• [AIM OF THE TASK]: Format every line of the items below as a Markdown table with two columns, Row and Line, giving each line a row number and leaving out blank lines.

== TASK INPUT

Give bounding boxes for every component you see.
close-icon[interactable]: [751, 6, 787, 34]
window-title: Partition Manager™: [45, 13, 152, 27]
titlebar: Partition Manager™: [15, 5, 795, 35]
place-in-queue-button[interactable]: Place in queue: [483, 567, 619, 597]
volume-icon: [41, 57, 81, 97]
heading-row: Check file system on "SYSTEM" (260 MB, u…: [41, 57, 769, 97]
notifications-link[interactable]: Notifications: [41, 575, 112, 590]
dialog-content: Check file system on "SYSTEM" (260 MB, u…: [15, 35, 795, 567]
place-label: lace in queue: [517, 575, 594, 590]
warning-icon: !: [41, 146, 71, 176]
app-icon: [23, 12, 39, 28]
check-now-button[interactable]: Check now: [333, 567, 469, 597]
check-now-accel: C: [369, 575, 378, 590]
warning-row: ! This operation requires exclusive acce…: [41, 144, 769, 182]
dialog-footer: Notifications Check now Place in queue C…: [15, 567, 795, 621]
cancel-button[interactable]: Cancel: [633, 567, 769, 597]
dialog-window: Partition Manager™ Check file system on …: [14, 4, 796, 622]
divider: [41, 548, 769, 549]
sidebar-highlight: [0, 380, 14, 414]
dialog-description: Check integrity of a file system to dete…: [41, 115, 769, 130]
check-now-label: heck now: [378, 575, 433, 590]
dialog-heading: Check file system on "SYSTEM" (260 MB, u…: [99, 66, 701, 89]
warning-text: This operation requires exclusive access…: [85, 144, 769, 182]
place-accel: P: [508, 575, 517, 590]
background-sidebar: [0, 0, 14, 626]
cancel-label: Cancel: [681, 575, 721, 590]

====

• [WORKED ANSWER]:
| Row | Line |
|---|---|
| 1 | Give bounding boxes for every component you see. |
| 2 | close-icon[interactable]: [751, 6, 787, 34] |
| 3 | window-title: Partition Manager™: [45, 13, 152, 27] |
| 4 | titlebar: Partition Manager™: [15, 5, 795, 35] |
| 5 | place-in-queue-button[interactable]: Place in queue: [483, 567, 619, 597] |
| 6 | volume-icon: [41, 57, 81, 97] |
| 7 | heading-row: Check file system on "SYSTEM" (260 MB, u…: [41, 57, 769, 97] |
| 8 | notifications-link[interactable]: Notifications: [41, 575, 112, 590] |
| 9 | dialog-content: Check file system on "SYSTEM" (260 MB, u…: [15, 35, 795, 567] |
| 10 | place-label: lace in queue: [517, 575, 594, 590] |
| 11 | warning-icon: !: [41, 146, 71, 176] |
| 12 | app-icon: [23, 12, 39, 28] |
| 13 | check-now-button[interactable]: Check now: [333, 567, 469, 597] |
| 14 | check-now-accel: C: [369, 575, 378, 590] |
| 15 | warning-row: ! This operation requires exclusive acce…: [41, 144, 769, 182] |
| 16 | dialog-footer: Notifications Check now Place in queue C…: [15, 567, 795, 621] |
| 17 | cancel-button[interactable]: Cancel: [633, 567, 769, 597] |
| 18 | dialog-window: Partition Manager™ Check file system on …: [14, 4, 796, 622] |
| 19 | divider: [41, 548, 769, 549] |
| 20 | sidebar-highlight: [0, 380, 14, 414] |
| 21 | dialog-description: Check integrity of a file system to dete…: [41, 115, 769, 130] |
| 22 | check-now-label: heck now: [378, 575, 433, 590] |
| 23 | dialog-heading: Check file system on "SYSTEM" (260 MB, u…: [99, 66, 701, 89] |
| 24 | warning-text: This operation requires exclusive access…: [85, 144, 769, 182] |
| 25 | place-accel: P: [508, 575, 517, 590] |
| 26 | background-sidebar: [0, 0, 14, 626] |
| 27 | cancel-label: Cancel: [681, 575, 721, 590] |